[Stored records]
----------------------------------------

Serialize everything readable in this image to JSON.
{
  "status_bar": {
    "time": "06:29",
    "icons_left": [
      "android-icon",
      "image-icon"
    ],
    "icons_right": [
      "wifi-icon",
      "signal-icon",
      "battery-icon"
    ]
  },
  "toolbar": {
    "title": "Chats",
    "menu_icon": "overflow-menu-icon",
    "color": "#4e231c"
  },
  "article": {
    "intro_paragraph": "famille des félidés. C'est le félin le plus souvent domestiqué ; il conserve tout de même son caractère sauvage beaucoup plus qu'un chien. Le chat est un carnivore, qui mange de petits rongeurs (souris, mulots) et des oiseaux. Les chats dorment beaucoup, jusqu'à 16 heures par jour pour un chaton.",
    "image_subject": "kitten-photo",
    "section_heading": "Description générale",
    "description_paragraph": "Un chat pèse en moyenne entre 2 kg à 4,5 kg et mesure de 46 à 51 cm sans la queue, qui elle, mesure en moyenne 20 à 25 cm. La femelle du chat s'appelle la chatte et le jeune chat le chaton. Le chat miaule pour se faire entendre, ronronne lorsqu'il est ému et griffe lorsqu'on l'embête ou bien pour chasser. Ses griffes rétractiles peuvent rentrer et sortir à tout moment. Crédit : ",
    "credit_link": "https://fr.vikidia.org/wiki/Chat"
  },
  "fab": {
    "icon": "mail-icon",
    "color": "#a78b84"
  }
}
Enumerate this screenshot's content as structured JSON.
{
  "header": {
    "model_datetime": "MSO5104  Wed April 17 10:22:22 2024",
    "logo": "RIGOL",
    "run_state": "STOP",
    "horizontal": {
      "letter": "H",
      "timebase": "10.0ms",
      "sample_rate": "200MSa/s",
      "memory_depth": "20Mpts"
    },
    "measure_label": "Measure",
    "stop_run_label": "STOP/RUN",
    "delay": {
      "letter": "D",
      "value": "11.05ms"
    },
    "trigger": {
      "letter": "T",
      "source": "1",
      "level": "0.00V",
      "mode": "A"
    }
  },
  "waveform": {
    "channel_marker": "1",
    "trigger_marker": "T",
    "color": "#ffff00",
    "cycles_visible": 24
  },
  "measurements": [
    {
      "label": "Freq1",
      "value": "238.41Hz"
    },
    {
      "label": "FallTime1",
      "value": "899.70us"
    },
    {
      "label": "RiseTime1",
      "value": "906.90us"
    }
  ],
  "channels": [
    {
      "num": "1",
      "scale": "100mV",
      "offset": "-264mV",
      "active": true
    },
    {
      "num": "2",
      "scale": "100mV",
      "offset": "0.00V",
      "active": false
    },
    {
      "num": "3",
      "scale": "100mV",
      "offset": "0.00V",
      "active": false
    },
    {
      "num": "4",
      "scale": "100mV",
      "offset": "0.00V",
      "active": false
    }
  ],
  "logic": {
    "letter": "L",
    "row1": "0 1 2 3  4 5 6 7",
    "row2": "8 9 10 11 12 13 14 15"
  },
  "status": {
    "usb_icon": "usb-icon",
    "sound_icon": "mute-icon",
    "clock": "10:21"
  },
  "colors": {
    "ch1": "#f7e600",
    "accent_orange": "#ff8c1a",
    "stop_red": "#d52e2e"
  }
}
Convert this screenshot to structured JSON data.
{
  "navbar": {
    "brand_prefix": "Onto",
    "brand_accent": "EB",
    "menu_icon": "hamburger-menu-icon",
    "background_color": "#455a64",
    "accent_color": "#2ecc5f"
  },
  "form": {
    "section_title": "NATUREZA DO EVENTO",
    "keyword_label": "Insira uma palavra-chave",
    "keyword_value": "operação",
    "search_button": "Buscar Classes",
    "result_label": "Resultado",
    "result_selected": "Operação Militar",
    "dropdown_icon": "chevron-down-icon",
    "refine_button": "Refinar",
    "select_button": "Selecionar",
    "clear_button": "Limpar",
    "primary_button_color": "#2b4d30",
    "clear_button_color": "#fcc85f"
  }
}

----------------------------------------

### WHAT IS ASKED
Output every line above without altering anything.

### WRITTEN RESPONSE
Serialize everything readable in this image to JSON.
{
  "status_bar": {
    "time": "06:29",
    "icons_left": [
      "android-icon",
      "image-icon"
    ],
    "icons_right": [
      "wifi-icon",
      "signal-icon",
      "battery-icon"
    ]
  },
  "toolbar": {
    "title": "Chats",
    "menu_icon": "overflow-menu-icon",
    "color": "#4e231c"
  },
  "article": {
    "intro_paragraph": "famille des félidés. C'est le félin le plus souvent domestiqué ; il conserve tout de même son caractère sauvage beaucoup plus qu'un chien. Le chat est un carnivore, qui mange de petits rongeurs (souris, mulots) et des oiseaux. Les chats dorment beaucoup, jusqu'à 16 heures par jour pour un chaton.",
    "image_subject": "kitten-photo",
    "section_heading": "Description générale",
    "description_paragraph": "Un chat pèse en moyenne entre 2 kg à 4,5 kg et mesure de 46 à 51 cm sans la queue, qui elle, mesure en moyenne 20 à 25 cm. La femelle du chat s'appelle la chatte et le jeune chat le chaton. Le chat miaule pour se faire entendre, ronronne lorsqu'il est ému et griffe lorsqu'on l'embête ou bien pour chasser. Ses griffes rétractiles peuvent rentrer et sortir à tout moment. Crédit : ",
    "credit_link": "https://fr.vikidia.org/wiki/Chat"
  },
  "fab": {
    "icon": "mail-icon",
    "color": "#a78b84"
  }
}
Enumerate this screenshot's content as structured JSON.
{
  "header": {
    "model_datetime": "MSO5104  Wed April 17 10:22:22 2024",
    "logo": "RIGOL",
    "run_state": "STOP",
    "horizontal": {
      "letter": "H",
      "timebase": "10.0ms",
      "sample_rate": "200MSa/s",
      "memory_depth": "20Mpts"
    },
    "measure_label": "Measure",
    "stop_run_label": "STOP/RUN",
    "delay": {
      "letter": "D",
      "value": "11.05ms"
    },
    "trigger": {
      "letter": "T",
      "source": "1",
      "level": "0.00V",
      "mode": "A"
    }
  },
  "waveform": {
    "channel_marker": "1",
    "trigger_marker": "T",
    "color": "#ffff00",
    "cycles_visible": 24
  },
  "measurements": [
    {
      "label": "Freq1",
      "value": "238.41Hz"
    },
    {
      "label": "FallTime1",
      "value": "899.70us"
    },
    {
      "label": "RiseTime1",
      "value": "906.90us"
    }
  ],
  "channels": [
    {
      "num": "1",
      "scale": "100mV",
      "offset": "-264mV",
      "active": true
    },
    {
      "num": "2",
      "scale": "100mV",
      "offset": "0.00V",
      "active": false
    },
    {
      "num": "3",
      "scale": "100mV",
      "offset": "0.00V",
      "active": false
    },
    {
      "num": "4",
      "scale": "100mV",
      "offset": "0.00V",
      "active": false
    }
  ],
  "logic": {
    "letter": "L",
    "row1": "0 1 2 3  4 5 6 7",
    "row2": "8 9 10 11 12 13 14 15"
  },
  "status": {
    "usb_icon": "usb-icon",
    "sound_icon": "mute-icon",
    "clock": "10:21"
  },
  "colors": {
    "ch1": "#f7e600",
    "accent_orange": "#ff8c1a",
    "stop_red": "#d52e2e"
  }
}
Convert this screenshot to structured JSON data.
{
  "navbar": {
    "brand_prefix": "Onto",
    "brand_accent": "EB",
    "menu_icon": "hamburger-menu-icon",
    "background_color": "#455a64",
    "accent_color": "#2ecc5f"
  },
  "form": {
    "section_title": "NATUREZA DO EVENTO",
    "keyword_label": "Insira uma palavra-chave",
    "keyword_value": "operação",
    "search_button": "Buscar Classes",
    "result_label": "Resultado",
    "result_selected": "Operação Militar",
    "dropdown_icon": "chevron-down-icon",
    "refine_button": "Refinar",
    "select_button": "Selecionar",
    "clear_button": "Limpar",
    "primary_button_color": "#2b4d30",
    "clear_button_color": "#fcc85f"
  }
}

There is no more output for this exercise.